__Exercise prompt__:
Give again only what runs from the line with "Give me the" to the final line of the entries below, exactly as written and without pictures.

__Listed records__:
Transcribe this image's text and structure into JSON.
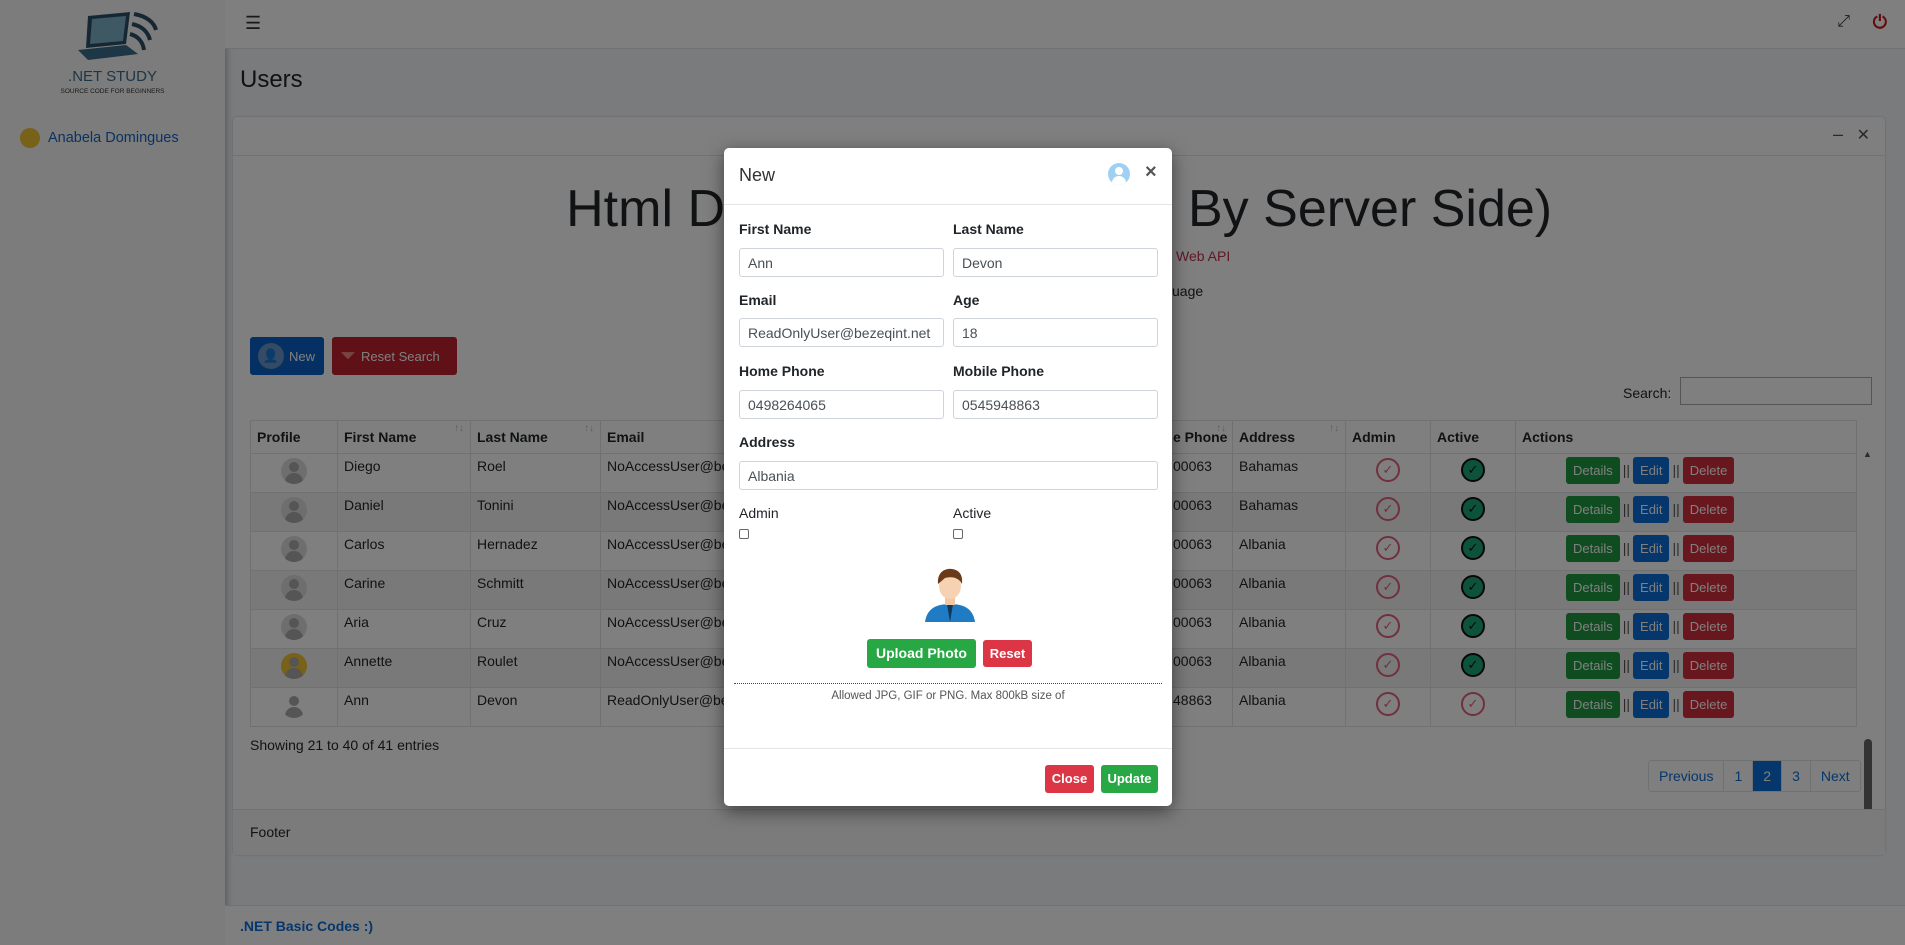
{
  "brand": {
    "title": ".NET STUDY",
    "subtitle": "SOURCE CODE FOR BEGINNERS"
  },
  "sidebar": {
    "user_name": "Anabela Domingues"
  },
  "topnav": {
    "menu_icon": "hamburger-icon",
    "expand_icon": "expand-icon",
    "power_icon": "power-icon"
  },
  "page": {
    "title": "Users"
  },
  "card": {
    "heading_left": "Html D",
    "heading_right": "By Server Side)",
    "subtitle_fragment": "Web API",
    "desc_fragment": "uage",
    "new_label": "New",
    "reset_search_label": "Reset Search",
    "search_label": "Search:",
    "footer": "Footer"
  },
  "table": {
    "headers": [
      "Profile",
      "First Name",
      "Last Name",
      "Email",
      "e Phone",
      "Address",
      "Admin",
      "Active",
      "Actions"
    ],
    "rows": [
      {
        "avatar": "default",
        "first": "Diego",
        "last": "Roel",
        "email": "NoAccessUser@be",
        "phone": "00063",
        "address": "Bahamas",
        "admin": false,
        "active": true
      },
      {
        "avatar": "default",
        "first": "Daniel",
        "last": "Tonini",
        "email": "NoAccessUser@be",
        "phone": "00063",
        "address": "Bahamas",
        "admin": false,
        "active": true
      },
      {
        "avatar": "default",
        "first": "Carlos",
        "last": "Hernadez",
        "email": "NoAccessUser@be",
        "phone": "00063",
        "address": "Albania",
        "admin": false,
        "active": true
      },
      {
        "avatar": "default",
        "first": "Carine",
        "last": "Schmitt",
        "email": "NoAccessUser@be",
        "phone": "00063",
        "address": "Albania",
        "admin": false,
        "active": true
      },
      {
        "avatar": "default",
        "first": "Aria",
        "last": "Cruz",
        "email": "NoAccessUser@be",
        "phone": "00063",
        "address": "Albania",
        "admin": false,
        "active": true
      },
      {
        "avatar": "female",
        "first": "Annette",
        "last": "Roulet",
        "email": "NoAccessUser@be",
        "phone": "00063",
        "address": "Albania",
        "admin": false,
        "active": true
      },
      {
        "avatar": "male",
        "first": "Ann",
        "last": "Devon",
        "email": "ReadOnlyUser@be",
        "phone": "48863",
        "address": "Albania",
        "admin": false,
        "active": false
      }
    ],
    "actions": {
      "details": "Details",
      "edit": "Edit",
      "delete": "Delete",
      "separator": "||"
    },
    "info": "Showing 21 to 40 of 41 entries",
    "pagination": [
      "Previous",
      "1",
      "2",
      "3",
      "Next"
    ],
    "current_page": "2"
  },
  "footer": {
    "text": ".NET Basic Codes :)"
  },
  "modal": {
    "title": "New",
    "close_symbol": "×",
    "fields": {
      "first_name": {
        "label": "First Name",
        "value": "Ann"
      },
      "last_name": {
        "label": "Last Name",
        "value": "Devon"
      },
      "email": {
        "label": "Email",
        "value": "ReadOnlyUser@bezeqint.net"
      },
      "age": {
        "label": "Age",
        "value": "18"
      },
      "home_phone": {
        "label": "Home Phone",
        "value": "0498264065"
      },
      "mobile_phone": {
        "label": "Mobile Phone",
        "value": "0545948863"
      },
      "address": {
        "label": "Address",
        "value": "Albania"
      },
      "admin": {
        "label": "Admin",
        "checked": false
      },
      "active": {
        "label": "Active",
        "checked": false
      }
    },
    "upload_label": "Upload Photo",
    "reset_label": "Reset",
    "hint": "Allowed JPG, GIF or PNG. Max 800kB size of",
    "close_label": "Close",
    "update_label": "Update"
  },
  "colors": {
    "primary": "#0b6dd8",
    "success": "#28a745",
    "danger": "#dc3545"
  }
}
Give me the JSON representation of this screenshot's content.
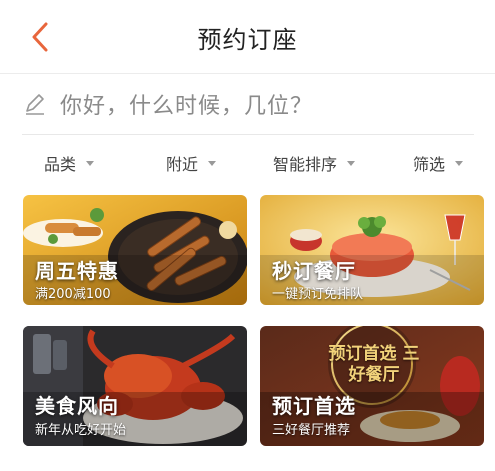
{
  "header": {
    "title": "预约订座",
    "back_icon": "chevron-left-icon"
  },
  "prompt": {
    "text": "你好，什么时候，几位？",
    "icon": "pencil-icon"
  },
  "filters": [
    {
      "label": "品类"
    },
    {
      "label": "附近"
    },
    {
      "label": "智能排序"
    },
    {
      "label": "筛选"
    }
  ],
  "cards": [
    {
      "title": "周五特惠",
      "subtitle": "满200减100"
    },
    {
      "title": "秒订餐厅",
      "subtitle": "一键预订免排队"
    },
    {
      "title": "美食风向",
      "subtitle": "新年从吃好开始"
    },
    {
      "title": "预订首选",
      "subtitle": "三好餐厅推荐",
      "badge_text": "预订首选 三好餐厅"
    }
  ],
  "colors": {
    "accent": "#e8663c",
    "divider": "#ececec",
    "muted_text": "#8a8a8a"
  }
}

__Final result__:
Give me the JSON representation of this screenshot's content.
{
  "header": {
    "title": "预约订座",
    "back_icon": "chevron-left-icon"
  },
  "prompt": {
    "text": "你好，什么时候，几位？",
    "icon": "pencil-icon"
  },
  "filters": [
    {
      "label": "品类"
    },
    {
      "label": "附近"
    },
    {
      "label": "智能排序"
    },
    {
      "label": "筛选"
    }
  ],
  "cards": [
    {
      "title": "周五特惠",
      "subtitle": "满200减100"
    },
    {
      "title": "秒订餐厅",
      "subtitle": "一键预订免排队"
    },
    {
      "title": "美食风向",
      "subtitle": "新年从吃好开始"
    },
    {
      "title": "预订首选",
      "subtitle": "三好餐厅推荐",
      "badge_text": "预订首选 三好餐厅"
    }
  ],
  "colors": {
    "accent": "#e8663c",
    "divider": "#ececec",
    "muted_text": "#8a8a8a"
  }
}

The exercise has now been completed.